-- SHORT TASK --
Copy all lines of the listing that include the string "Tempo".

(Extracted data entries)
/---

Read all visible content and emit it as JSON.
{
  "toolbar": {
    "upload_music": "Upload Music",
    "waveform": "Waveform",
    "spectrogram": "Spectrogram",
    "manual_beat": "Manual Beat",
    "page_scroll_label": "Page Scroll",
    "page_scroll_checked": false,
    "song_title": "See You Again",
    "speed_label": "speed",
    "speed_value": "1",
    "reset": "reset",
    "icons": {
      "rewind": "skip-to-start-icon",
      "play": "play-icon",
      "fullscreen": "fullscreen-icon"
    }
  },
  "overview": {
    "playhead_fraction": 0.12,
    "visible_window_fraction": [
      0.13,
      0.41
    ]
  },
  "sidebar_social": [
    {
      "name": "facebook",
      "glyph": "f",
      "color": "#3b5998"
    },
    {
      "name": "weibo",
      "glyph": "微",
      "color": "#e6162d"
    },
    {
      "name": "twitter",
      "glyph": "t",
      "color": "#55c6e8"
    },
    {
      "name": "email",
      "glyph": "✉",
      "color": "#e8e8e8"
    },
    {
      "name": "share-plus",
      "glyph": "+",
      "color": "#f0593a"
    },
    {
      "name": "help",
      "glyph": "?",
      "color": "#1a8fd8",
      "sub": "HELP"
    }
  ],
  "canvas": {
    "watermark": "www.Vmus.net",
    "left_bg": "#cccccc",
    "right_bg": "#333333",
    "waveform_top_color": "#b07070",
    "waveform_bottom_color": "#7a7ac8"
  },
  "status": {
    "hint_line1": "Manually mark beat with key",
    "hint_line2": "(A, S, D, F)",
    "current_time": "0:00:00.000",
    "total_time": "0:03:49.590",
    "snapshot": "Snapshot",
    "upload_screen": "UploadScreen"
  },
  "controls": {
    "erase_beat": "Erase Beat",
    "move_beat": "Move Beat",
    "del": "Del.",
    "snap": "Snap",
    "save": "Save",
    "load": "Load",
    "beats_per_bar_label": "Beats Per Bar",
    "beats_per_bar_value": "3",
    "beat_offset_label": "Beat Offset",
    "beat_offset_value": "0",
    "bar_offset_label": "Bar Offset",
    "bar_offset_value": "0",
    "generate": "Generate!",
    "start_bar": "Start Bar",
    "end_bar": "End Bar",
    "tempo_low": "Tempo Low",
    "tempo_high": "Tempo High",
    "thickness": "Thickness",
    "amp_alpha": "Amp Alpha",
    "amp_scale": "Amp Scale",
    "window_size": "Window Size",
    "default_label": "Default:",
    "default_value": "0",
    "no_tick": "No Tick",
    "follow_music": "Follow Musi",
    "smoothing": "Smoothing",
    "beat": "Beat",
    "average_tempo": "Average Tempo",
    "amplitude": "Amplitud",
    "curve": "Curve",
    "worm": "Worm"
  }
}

\---

-- TASK RESULT --
    "tempo_low": "Tempo Low",
    "tempo_high": "Tempo High",
    "average_tempo": "Average Tempo",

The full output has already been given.